Given records:
——
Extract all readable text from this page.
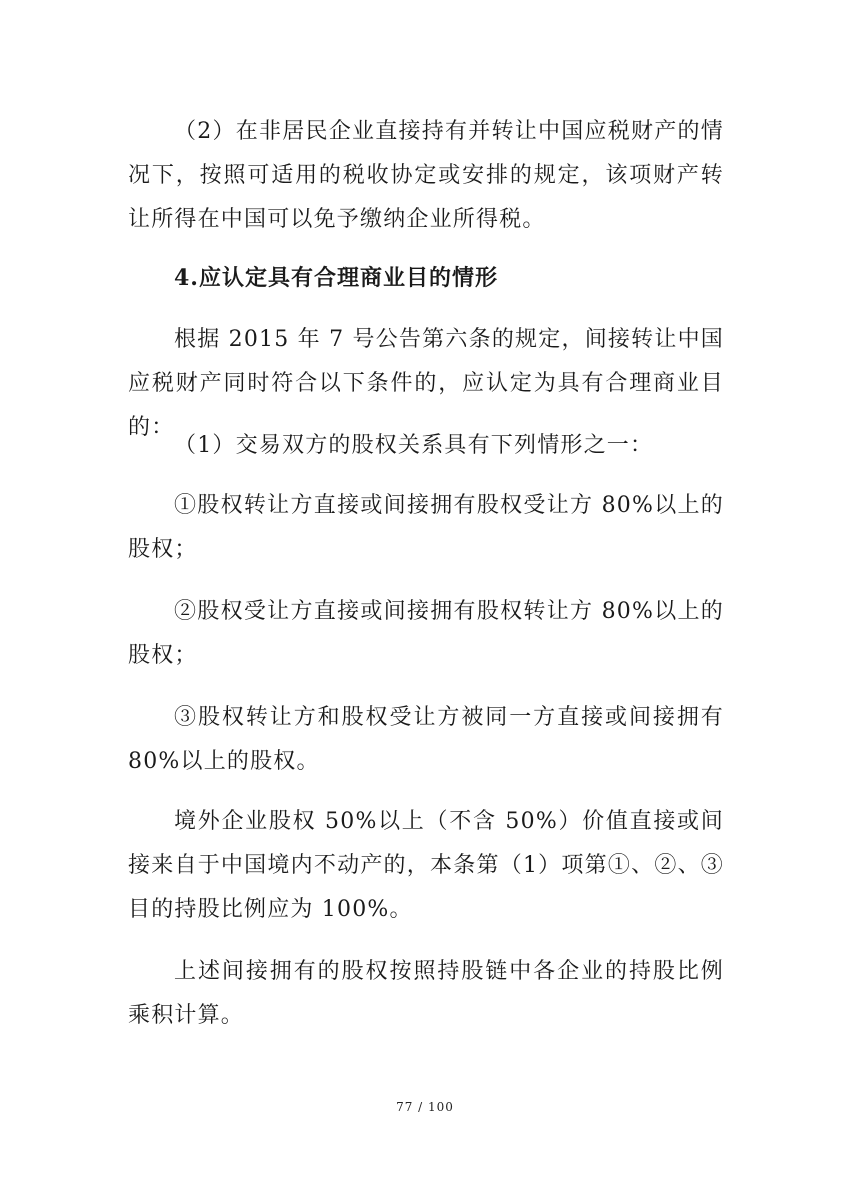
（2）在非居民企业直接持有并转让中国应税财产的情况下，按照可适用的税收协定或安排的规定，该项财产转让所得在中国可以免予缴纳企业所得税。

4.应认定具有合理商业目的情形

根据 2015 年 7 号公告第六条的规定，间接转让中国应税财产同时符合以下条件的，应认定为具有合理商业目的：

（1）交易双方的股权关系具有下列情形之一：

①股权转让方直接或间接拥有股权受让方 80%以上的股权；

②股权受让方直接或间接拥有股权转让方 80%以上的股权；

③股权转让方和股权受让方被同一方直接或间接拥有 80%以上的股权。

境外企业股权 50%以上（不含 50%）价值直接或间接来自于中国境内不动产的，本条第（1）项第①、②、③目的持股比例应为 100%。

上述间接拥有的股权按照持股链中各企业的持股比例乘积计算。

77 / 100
——
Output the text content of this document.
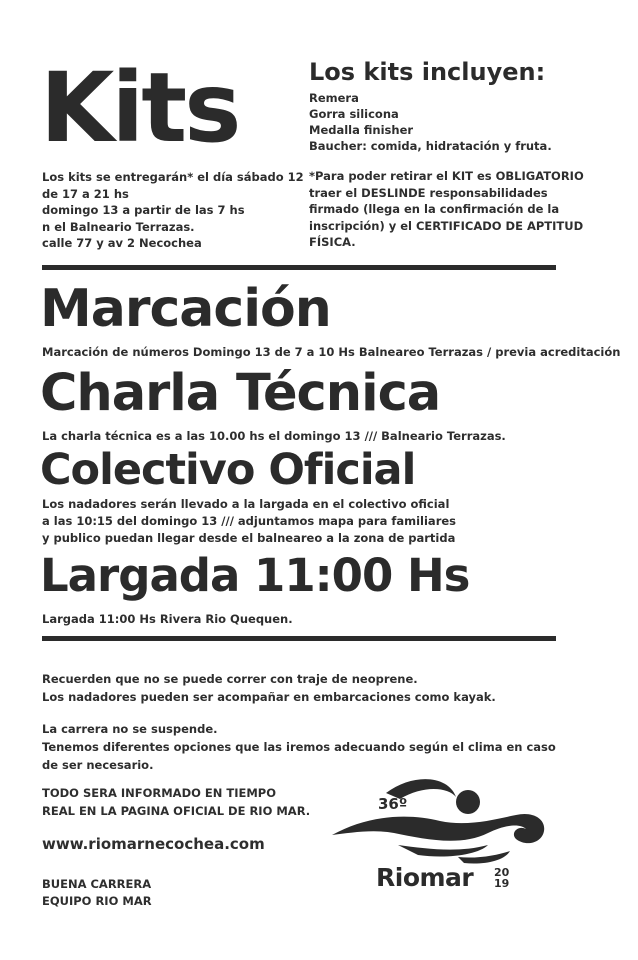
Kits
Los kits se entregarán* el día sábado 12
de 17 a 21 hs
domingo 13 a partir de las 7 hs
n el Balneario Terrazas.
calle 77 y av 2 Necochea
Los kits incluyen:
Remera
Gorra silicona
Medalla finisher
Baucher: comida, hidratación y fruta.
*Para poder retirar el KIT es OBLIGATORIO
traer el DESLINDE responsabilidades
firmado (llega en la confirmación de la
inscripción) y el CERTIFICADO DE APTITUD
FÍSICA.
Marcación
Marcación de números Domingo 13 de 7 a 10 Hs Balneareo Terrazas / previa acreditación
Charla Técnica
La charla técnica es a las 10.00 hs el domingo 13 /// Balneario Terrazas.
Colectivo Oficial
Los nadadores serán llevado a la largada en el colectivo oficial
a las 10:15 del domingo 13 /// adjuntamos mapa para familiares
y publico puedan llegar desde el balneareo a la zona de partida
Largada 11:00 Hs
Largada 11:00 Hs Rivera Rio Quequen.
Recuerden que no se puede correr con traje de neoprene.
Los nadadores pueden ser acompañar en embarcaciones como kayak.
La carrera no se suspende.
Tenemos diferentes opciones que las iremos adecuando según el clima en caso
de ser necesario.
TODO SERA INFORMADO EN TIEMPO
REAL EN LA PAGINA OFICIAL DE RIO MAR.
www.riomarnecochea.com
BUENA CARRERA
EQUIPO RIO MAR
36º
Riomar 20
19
——
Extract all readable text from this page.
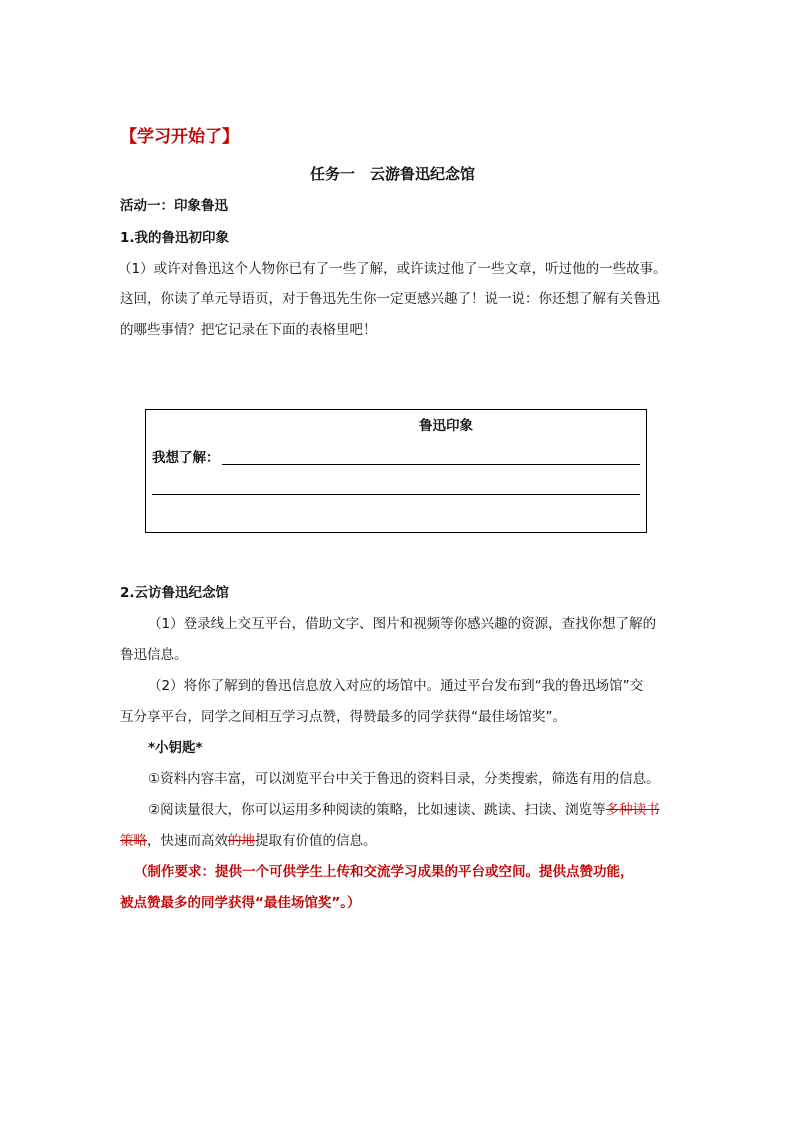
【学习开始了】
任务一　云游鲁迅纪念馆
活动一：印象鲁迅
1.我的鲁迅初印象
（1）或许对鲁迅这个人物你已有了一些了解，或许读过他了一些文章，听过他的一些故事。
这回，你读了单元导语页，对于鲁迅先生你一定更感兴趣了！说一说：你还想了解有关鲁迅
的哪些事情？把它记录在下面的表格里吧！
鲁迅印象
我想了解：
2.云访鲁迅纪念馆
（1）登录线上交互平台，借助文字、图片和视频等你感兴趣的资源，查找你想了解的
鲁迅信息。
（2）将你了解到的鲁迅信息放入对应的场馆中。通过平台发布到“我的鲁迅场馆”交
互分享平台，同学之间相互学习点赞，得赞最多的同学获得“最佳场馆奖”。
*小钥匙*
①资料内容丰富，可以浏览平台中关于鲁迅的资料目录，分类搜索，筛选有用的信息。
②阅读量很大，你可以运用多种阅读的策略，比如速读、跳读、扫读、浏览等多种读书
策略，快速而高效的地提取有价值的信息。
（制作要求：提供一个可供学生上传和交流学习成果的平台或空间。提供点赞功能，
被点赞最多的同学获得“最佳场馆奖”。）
——
Each line above that holds the string "最佳场馆奖" should be copied and shown.

互分享平台，同学之间相互学习点赞，得赞最多的同学获得“最佳场馆奖”。
被点赞最多的同学获得“最佳场馆奖”。）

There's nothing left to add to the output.